Look through the data for the string "نقطة". Copy every line where it is found.

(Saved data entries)
++++++++++++++++++++

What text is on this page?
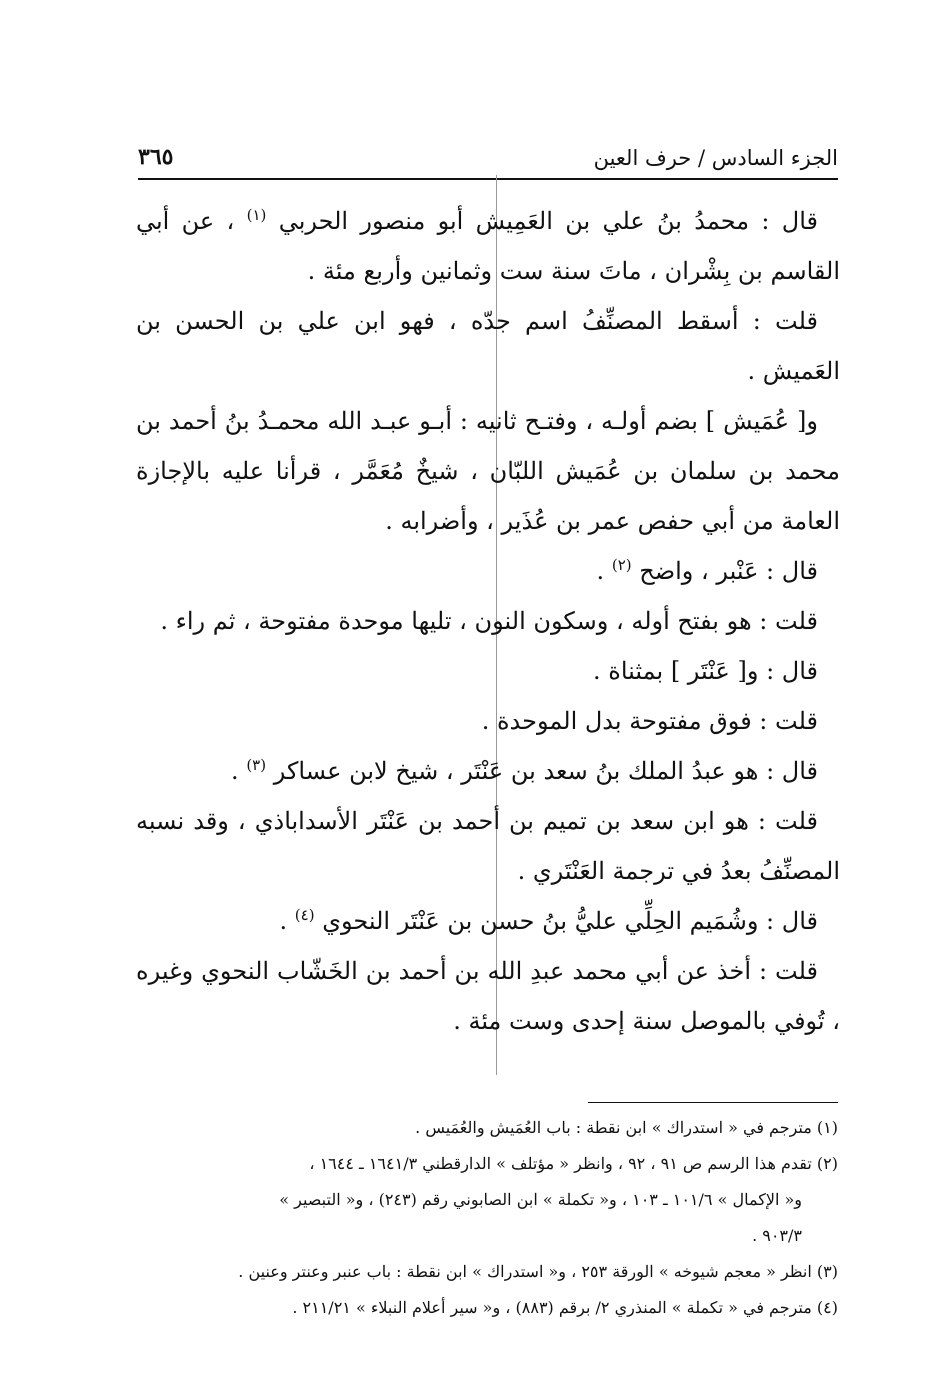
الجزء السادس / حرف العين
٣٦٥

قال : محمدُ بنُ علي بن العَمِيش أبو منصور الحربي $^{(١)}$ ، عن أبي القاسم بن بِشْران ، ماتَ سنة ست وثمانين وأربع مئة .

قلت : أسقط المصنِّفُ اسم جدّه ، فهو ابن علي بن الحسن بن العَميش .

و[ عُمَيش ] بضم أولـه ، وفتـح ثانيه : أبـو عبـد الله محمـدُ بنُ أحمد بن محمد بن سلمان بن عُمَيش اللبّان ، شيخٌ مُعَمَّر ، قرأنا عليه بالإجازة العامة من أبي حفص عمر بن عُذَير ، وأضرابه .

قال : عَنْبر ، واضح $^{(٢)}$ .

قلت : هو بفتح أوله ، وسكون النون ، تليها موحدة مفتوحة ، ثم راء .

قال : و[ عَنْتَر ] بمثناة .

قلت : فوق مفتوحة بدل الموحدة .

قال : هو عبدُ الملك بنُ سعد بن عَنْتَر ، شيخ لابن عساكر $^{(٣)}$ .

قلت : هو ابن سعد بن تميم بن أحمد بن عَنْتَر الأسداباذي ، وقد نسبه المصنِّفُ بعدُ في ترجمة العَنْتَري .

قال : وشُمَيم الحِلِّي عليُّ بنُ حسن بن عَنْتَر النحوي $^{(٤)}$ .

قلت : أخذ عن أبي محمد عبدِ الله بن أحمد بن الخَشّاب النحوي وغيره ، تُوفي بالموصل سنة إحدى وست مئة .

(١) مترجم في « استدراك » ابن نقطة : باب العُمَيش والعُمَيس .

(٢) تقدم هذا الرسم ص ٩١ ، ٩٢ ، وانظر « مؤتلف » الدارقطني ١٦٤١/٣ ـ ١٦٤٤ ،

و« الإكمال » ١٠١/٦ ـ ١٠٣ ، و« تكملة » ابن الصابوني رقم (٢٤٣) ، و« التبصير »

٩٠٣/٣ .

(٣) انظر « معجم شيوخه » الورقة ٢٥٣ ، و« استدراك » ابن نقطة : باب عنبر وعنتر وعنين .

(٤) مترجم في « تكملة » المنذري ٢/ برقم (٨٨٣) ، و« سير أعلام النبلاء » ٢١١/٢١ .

++++++++++++++++++++

- Written answer -
(١) مترجم في « استدراك » ابن نقطة : باب العُمَيش والعُمَيس .
(٣) انظر « معجم شيوخه » الورقة ٢٥٣ ، و« استدراك » ابن نقطة : باب عنبر وعنتر وعنين .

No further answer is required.